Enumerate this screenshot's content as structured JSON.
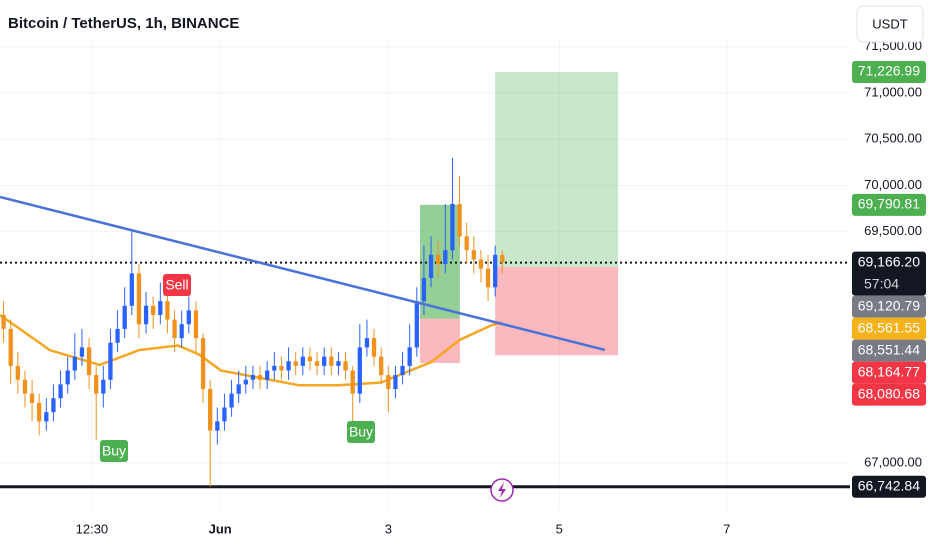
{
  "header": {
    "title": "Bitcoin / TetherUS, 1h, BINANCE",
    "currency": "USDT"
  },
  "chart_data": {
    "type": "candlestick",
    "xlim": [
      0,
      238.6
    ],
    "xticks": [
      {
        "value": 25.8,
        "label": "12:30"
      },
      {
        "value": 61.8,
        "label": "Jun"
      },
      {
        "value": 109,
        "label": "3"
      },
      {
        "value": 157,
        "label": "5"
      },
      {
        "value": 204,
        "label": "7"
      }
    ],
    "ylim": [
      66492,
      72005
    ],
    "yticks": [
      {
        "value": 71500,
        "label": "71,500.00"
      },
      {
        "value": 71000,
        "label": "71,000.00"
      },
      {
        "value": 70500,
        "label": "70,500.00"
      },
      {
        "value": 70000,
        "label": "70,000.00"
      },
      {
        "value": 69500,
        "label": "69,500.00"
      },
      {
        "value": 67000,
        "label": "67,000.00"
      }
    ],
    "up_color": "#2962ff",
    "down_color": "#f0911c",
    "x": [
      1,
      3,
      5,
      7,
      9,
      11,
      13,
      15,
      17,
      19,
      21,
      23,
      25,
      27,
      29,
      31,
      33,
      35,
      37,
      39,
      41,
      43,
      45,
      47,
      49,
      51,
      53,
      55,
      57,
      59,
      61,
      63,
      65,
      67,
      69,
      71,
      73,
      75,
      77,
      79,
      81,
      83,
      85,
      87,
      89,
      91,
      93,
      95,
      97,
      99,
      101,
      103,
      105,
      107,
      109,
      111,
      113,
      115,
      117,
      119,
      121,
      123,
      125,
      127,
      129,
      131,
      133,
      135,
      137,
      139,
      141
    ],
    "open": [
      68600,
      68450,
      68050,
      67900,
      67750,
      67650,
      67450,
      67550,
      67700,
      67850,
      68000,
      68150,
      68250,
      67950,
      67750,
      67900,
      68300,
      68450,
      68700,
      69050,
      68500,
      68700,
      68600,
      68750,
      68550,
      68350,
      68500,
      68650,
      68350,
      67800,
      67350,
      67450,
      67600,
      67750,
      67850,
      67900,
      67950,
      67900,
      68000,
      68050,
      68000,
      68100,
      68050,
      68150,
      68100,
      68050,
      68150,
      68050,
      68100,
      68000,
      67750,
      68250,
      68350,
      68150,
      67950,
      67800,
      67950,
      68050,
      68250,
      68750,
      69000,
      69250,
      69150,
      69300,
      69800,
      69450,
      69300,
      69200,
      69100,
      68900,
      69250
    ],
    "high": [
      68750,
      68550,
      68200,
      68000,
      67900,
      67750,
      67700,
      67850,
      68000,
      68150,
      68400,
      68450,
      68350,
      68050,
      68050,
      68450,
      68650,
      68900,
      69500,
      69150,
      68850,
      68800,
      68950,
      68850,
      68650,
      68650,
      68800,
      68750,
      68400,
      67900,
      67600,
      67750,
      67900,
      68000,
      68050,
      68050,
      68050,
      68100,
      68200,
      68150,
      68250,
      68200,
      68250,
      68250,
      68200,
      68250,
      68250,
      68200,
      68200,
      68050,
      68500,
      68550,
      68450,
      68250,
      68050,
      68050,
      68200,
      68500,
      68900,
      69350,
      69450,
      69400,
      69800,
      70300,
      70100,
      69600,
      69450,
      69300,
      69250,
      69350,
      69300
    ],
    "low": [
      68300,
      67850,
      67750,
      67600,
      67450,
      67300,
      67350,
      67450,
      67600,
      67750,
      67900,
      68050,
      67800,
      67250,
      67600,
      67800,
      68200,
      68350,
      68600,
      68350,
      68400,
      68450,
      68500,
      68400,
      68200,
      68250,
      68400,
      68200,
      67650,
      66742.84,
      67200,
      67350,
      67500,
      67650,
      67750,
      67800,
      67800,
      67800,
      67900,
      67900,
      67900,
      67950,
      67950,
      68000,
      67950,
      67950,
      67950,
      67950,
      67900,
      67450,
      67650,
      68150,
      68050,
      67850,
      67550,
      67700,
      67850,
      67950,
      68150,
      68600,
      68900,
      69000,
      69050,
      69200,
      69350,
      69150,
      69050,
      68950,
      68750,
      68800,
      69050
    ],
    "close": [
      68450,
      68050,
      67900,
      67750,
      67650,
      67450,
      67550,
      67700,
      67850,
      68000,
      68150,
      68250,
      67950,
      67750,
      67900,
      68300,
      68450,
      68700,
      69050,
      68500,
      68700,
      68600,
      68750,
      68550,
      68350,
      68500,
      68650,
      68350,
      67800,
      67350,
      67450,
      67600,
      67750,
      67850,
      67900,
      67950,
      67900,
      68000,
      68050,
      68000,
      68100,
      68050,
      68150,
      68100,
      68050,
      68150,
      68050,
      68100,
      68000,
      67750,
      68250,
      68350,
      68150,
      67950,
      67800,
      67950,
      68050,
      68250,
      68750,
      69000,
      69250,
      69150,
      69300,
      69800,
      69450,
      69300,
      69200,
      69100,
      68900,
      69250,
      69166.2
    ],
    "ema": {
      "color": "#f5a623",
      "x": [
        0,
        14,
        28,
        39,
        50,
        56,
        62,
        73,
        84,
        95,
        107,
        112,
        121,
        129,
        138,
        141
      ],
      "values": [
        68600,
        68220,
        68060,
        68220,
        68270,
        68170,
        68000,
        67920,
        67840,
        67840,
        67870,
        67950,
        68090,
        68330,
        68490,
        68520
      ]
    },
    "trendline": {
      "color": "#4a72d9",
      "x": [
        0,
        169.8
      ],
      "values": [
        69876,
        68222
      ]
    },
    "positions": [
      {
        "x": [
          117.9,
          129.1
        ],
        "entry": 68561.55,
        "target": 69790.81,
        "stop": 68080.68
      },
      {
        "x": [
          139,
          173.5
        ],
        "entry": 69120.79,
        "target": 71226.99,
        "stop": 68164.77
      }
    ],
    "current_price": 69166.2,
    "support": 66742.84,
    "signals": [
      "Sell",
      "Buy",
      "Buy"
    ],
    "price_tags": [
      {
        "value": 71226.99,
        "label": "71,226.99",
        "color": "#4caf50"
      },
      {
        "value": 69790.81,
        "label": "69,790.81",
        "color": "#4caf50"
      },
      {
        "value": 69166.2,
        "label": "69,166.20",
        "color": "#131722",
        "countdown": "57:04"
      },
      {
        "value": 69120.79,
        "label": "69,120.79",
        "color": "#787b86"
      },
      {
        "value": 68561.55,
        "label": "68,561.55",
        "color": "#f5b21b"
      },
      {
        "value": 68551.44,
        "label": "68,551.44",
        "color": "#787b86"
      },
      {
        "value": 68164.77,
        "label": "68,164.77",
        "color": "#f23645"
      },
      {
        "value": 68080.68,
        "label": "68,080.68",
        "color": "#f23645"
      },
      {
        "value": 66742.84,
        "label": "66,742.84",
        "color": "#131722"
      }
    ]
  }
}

=-=-=

Work to complete: All preceding records should be duplicated verbatim, images excepted.

Task output:
Enumerate this screenshot's content as structured JSON.
{
  "header": {
    "title": "Bitcoin / TetherUS, 1h, BINANCE",
    "currency": "USDT"
  },
  "chart_data": {
    "type": "candlestick",
    "xlim": [
      0,
      238.6
    ],
    "xticks": [
      {
        "value": 25.8,
        "label": "12:30"
      },
      {
        "value": 61.8,
        "label": "Jun"
      },
      {
        "value": 109,
        "label": "3"
      },
      {
        "value": 157,
        "label": "5"
      },
      {
        "value": 204,
        "label": "7"
      }
    ],
    "ylim": [
      66492,
      72005
    ],
    "yticks": [
      {
        "value": 71500,
        "label": "71,500.00"
      },
      {
        "value": 71000,
        "label": "71,000.00"
      },
      {
        "value": 70500,
        "label": "70,500.00"
      },
      {
        "value": 70000,
        "label": "70,000.00"
      },
      {
        "value": 69500,
        "label": "69,500.00"
      },
      {
        "value": 67000,
        "label": "67,000.00"
      }
    ],
    "up_color": "#2962ff",
    "down_color": "#f0911c",
    "x": [
      1,
      3,
      5,
      7,
      9,
      11,
      13,
      15,
      17,
      19,
      21,
      23,
      25,
      27,
      29,
      31,
      33,
      35,
      37,
      39,
      41,
      43,
      45,
      47,
      49,
      51,
      53,
      55,
      57,
      59,
      61,
      63,
      65,
      67,
      69,
      71,
      73,
      75,
      77,
      79,
      81,
      83,
      85,
      87,
      89,
      91,
      93,
      95,
      97,
      99,
      101,
      103,
      105,
      107,
      109,
      111,
      113,
      115,
      117,
      119,
      121,
      123,
      125,
      127,
      129,
      131,
      133,
      135,
      137,
      139,
      141
    ],
    "open": [
      68600,
      68450,
      68050,
      67900,
      67750,
      67650,
      67450,
      67550,
      67700,
      67850,
      68000,
      68150,
      68250,
      67950,
      67750,
      67900,
      68300,
      68450,
      68700,
      69050,
      68500,
      68700,
      68600,
      68750,
      68550,
      68350,
      68500,
      68650,
      68350,
      67800,
      67350,
      67450,
      67600,
      67750,
      67850,
      67900,
      67950,
      67900,
      68000,
      68050,
      68000,
      68100,
      68050,
      68150,
      68100,
      68050,
      68150,
      68050,
      68100,
      68000,
      67750,
      68250,
      68350,
      68150,
      67950,
      67800,
      67950,
      68050,
      68250,
      68750,
      69000,
      69250,
      69150,
      69300,
      69800,
      69450,
      69300,
      69200,
      69100,
      68900,
      69250
    ],
    "high": [
      68750,
      68550,
      68200,
      68000,
      67900,
      67750,
      67700,
      67850,
      68000,
      68150,
      68400,
      68450,
      68350,
      68050,
      68050,
      68450,
      68650,
      68900,
      69500,
      69150,
      68850,
      68800,
      68950,
      68850,
      68650,
      68650,
      68800,
      68750,
      68400,
      67900,
      67600,
      67750,
      67900,
      68000,
      68050,
      68050,
      68050,
      68100,
      68200,
      68150,
      68250,
      68200,
      68250,
      68250,
      68200,
      68250,
      68250,
      68200,
      68200,
      68050,
      68500,
      68550,
      68450,
      68250,
      68050,
      68050,
      68200,
      68500,
      68900,
      69350,
      69450,
      69400,
      69800,
      70300,
      70100,
      69600,
      69450,
      69300,
      69250,
      69350,
      69300
    ],
    "low": [
      68300,
      67850,
      67750,
      67600,
      67450,
      67300,
      67350,
      67450,
      67600,
      67750,
      67900,
      68050,
      67800,
      67250,
      67600,
      67800,
      68200,
      68350,
      68600,
      68350,
      68400,
      68450,
      68500,
      68400,
      68200,
      68250,
      68400,
      68200,
      67650,
      66742.84,
      67200,
      67350,
      67500,
      67650,
      67750,
      67800,
      67800,
      67800,
      67900,
      67900,
      67900,
      67950,
      67950,
      68000,
      67950,
      67950,
      67950,
      67950,
      67900,
      67450,
      67650,
      68150,
      68050,
      67850,
      67550,
      67700,
      67850,
      67950,
      68150,
      68600,
      68900,
      69000,
      69050,
      69200,
      69350,
      69150,
      69050,
      68950,
      68750,
      68800,
      69050
    ],
    "close": [
      68450,
      68050,
      67900,
      67750,
      67650,
      67450,
      67550,
      67700,
      67850,
      68000,
      68150,
      68250,
      67950,
      67750,
      67900,
      68300,
      68450,
      68700,
      69050,
      68500,
      68700,
      68600,
      68750,
      68550,
      68350,
      68500,
      68650,
      68350,
      67800,
      67350,
      67450,
      67600,
      67750,
      67850,
      67900,
      67950,
      67900,
      68000,
      68050,
      68000,
      68100,
      68050,
      68150,
      68100,
      68050,
      68150,
      68050,
      68100,
      68000,
      67750,
      68250,
      68350,
      68150,
      67950,
      67800,
      67950,
      68050,
      68250,
      68750,
      69000,
      69250,
      69150,
      69300,
      69800,
      69450,
      69300,
      69200,
      69100,
      68900,
      69250,
      69166.2
    ],
    "ema": {
      "color": "#f5a623",
      "x": [
        0,
        14,
        28,
        39,
        50,
        56,
        62,
        73,
        84,
        95,
        107,
        112,
        121,
        129,
        138,
        141
      ],
      "values": [
        68600,
        68220,
        68060,
        68220,
        68270,
        68170,
        68000,
        67920,
        67840,
        67840,
        67870,
        67950,
        68090,
        68330,
        68490,
        68520
      ]
    },
    "trendline": {
      "color": "#4a72d9",
      "x": [
        0,
        169.8
      ],
      "values": [
        69876,
        68222
      ]
    },
    "positions": [
      {
        "x": [
          117.9,
          129.1
        ],
        "entry": 68561.55,
        "target": 69790.81,
        "stop": 68080.68
      },
      {
        "x": [
          139,
          173.5
        ],
        "entry": 69120.79,
        "target": 71226.99,
        "stop": 68164.77
      }
    ],
    "current_price": 69166.2,
    "support": 66742.84,
    "signals": [
      "Sell",
      "Buy",
      "Buy"
    ],
    "price_tags": [
      {
        "value": 71226.99,
        "label": "71,226.99",
        "color": "#4caf50"
      },
      {
        "value": 69790.81,
        "label": "69,790.81",
        "color": "#4caf50"
      },
      {
        "value": 69166.2,
        "label": "69,166.20",
        "color": "#131722",
        "countdown": "57:04"
      },
      {
        "value": 69120.79,
        "label": "69,120.79",
        "color": "#787b86"
      },
      {
        "value": 68561.55,
        "label": "68,561.55",
        "color": "#f5b21b"
      },
      {
        "value": 68551.44,
        "label": "68,551.44",
        "color": "#787b86"
      },
      {
        "value": 68164.77,
        "label": "68,164.77",
        "color": "#f23645"
      },
      {
        "value": 68080.68,
        "label": "68,080.68",
        "color": "#f23645"
      },
      {
        "value": 66742.84,
        "label": "66,742.84",
        "color": "#131722"
      }
    ]
  }
}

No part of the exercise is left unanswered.